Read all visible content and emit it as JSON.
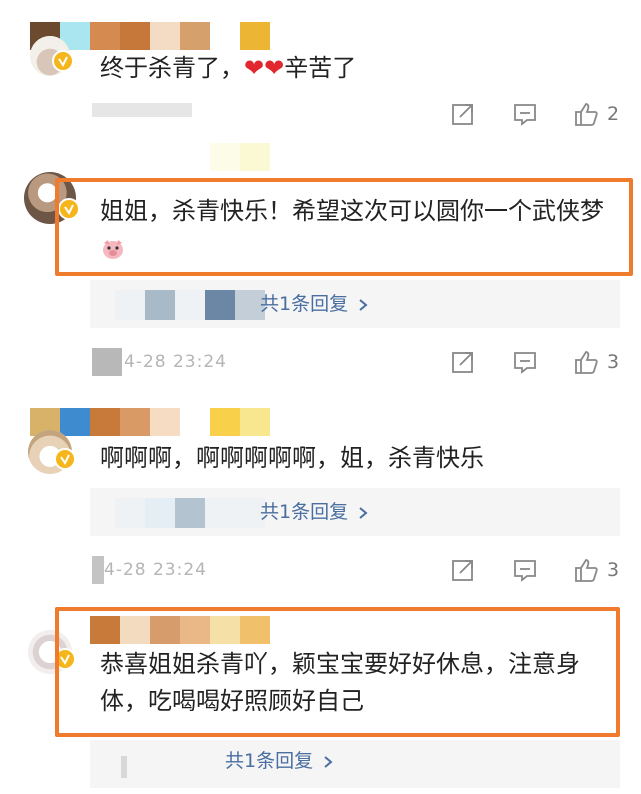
{
  "comments": [
    {
      "text": "终于杀青了，",
      "hearts": "❤❤",
      "text_after": "辛苦了",
      "reply_count": "",
      "share_count": "",
      "like_count": "2",
      "timestamp": ""
    },
    {
      "text": "姐姐，杀青快乐！希望这次可以圆你一个武侠梦",
      "reply_link": "共1条回复",
      "timestamp": "4-28 23:24",
      "like_count": "3"
    },
    {
      "text": "啊啊啊，啊啊啊啊啊，姐，杀青快乐",
      "reply_link": "共1条回复",
      "timestamp": "4-28 23:24",
      "like_count": "3"
    },
    {
      "text": "恭喜姐姐杀青吖，颖宝宝要好好休息，注意身体，吃喝喝好照顾好自己",
      "reply_link": "共1条回复"
    }
  ],
  "icons": {
    "share": "share-icon",
    "comment": "comment-icon",
    "like": "thumbs-up-icon",
    "chevron": "chevron-right-icon"
  },
  "colors": {
    "highlight": "#f07b2c",
    "link": "#4a6ea1",
    "verified": "#f5b51b"
  }
}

┄┄┄┄┄┄

Transcribe the preceding listing in its entirety and with exact wording, leaving out pictures.

Read all visible content and emit it as JSON.
{
  "comments": [
    {
      "text": "终于杀青了，",
      "hearts": "❤❤",
      "text_after": "辛苦了",
      "reply_count": "",
      "share_count": "",
      "like_count": "2",
      "timestamp": ""
    },
    {
      "text": "姐姐，杀青快乐！希望这次可以圆你一个武侠梦",
      "reply_link": "共1条回复",
      "timestamp": "4-28 23:24",
      "like_count": "3"
    },
    {
      "text": "啊啊啊，啊啊啊啊啊，姐，杀青快乐",
      "reply_link": "共1条回复",
      "timestamp": "4-28 23:24",
      "like_count": "3"
    },
    {
      "text": "恭喜姐姐杀青吖，颖宝宝要好好休息，注意身体，吃喝喝好照顾好自己",
      "reply_link": "共1条回复"
    }
  ],
  "icons": {
    "share": "share-icon",
    "comment": "comment-icon",
    "like": "thumbs-up-icon",
    "chevron": "chevron-right-icon"
  },
  "colors": {
    "highlight": "#f07b2c",
    "link": "#4a6ea1",
    "verified": "#f5b51b"
  }
}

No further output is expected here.